Data excerpts >>
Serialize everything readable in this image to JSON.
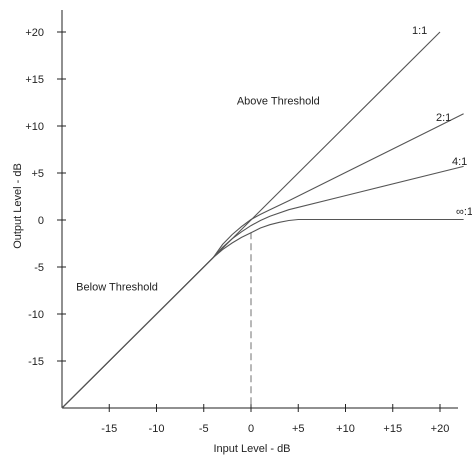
{
  "chart_data": {
    "type": "line",
    "title": "",
    "xlabel": "Input Level - dB",
    "ylabel": "Output Level - dB",
    "xlim": [
      -20,
      22
    ],
    "ylim": [
      -20,
      22
    ],
    "x_ticks": [
      {
        "value": -15,
        "label": "-15"
      },
      {
        "value": -10,
        "label": "-10"
      },
      {
        "value": -5,
        "label": "-5"
      },
      {
        "value": 0,
        "label": "0"
      },
      {
        "value": 5,
        "label": "+5"
      },
      {
        "value": 10,
        "label": "+10"
      },
      {
        "value": 15,
        "label": "+15"
      },
      {
        "value": 20,
        "label": "+20"
      }
    ],
    "y_ticks": [
      {
        "value": 20,
        "label": "+20"
      },
      {
        "value": 15,
        "label": "+15"
      },
      {
        "value": 10,
        "label": "+10"
      },
      {
        "value": 5,
        "label": "+5"
      },
      {
        "value": 0,
        "label": "0"
      },
      {
        "value": -5,
        "label": "-5"
      },
      {
        "value": -10,
        "label": "-10"
      },
      {
        "value": -15,
        "label": "-15"
      }
    ],
    "threshold_x": 0,
    "series": [
      {
        "name": "1:1",
        "points": [
          [
            -20,
            -20
          ],
          [
            20,
            20
          ]
        ]
      },
      {
        "name": "2:1",
        "points": [
          [
            -20,
            -20
          ],
          [
            -4,
            -4
          ],
          [
            -3,
            -2.6
          ],
          [
            -2,
            -1.55
          ],
          [
            -1,
            -0.7
          ],
          [
            0,
            0.05
          ],
          [
            1,
            0.6
          ],
          [
            2,
            1.1
          ],
          [
            4,
            2.05
          ],
          [
            10,
            5.05
          ],
          [
            22.5,
            11.3
          ]
        ]
      },
      {
        "name": "4:1",
        "points": [
          [
            -20,
            -20
          ],
          [
            -4,
            -4
          ],
          [
            -3,
            -2.9
          ],
          [
            -2,
            -2.0
          ],
          [
            -1,
            -1.25
          ],
          [
            0,
            -0.6
          ],
          [
            1,
            -0.05
          ],
          [
            2,
            0.4
          ],
          [
            4,
            1.1
          ],
          [
            10,
            2.6
          ],
          [
            22.5,
            5.7
          ]
        ]
      },
      {
        "name": "∞:1",
        "points": [
          [
            -20,
            -20
          ],
          [
            -4,
            -4
          ],
          [
            -3,
            -3.15
          ],
          [
            -2,
            -2.45
          ],
          [
            -1,
            -1.85
          ],
          [
            0,
            -1.35
          ],
          [
            1,
            -0.85
          ],
          [
            2,
            -0.5
          ],
          [
            3,
            -0.25
          ],
          [
            4,
            -0.05
          ],
          [
            5,
            0.05
          ],
          [
            6,
            0.05
          ],
          [
            22.5,
            0.05
          ]
        ]
      }
    ],
    "annotations": [
      {
        "text": "Above Threshold",
        "x": -1.5,
        "y": 12.3
      },
      {
        "text": "Below Threshold",
        "x": -18.5,
        "y": -7.5
      }
    ],
    "grid": false,
    "legend": "none"
  }
}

Short exercise >> Where a line holds the string "text", copy that line.

Result of this exercise >>
        "text": "Above Threshold",
        "text": "Below Threshold",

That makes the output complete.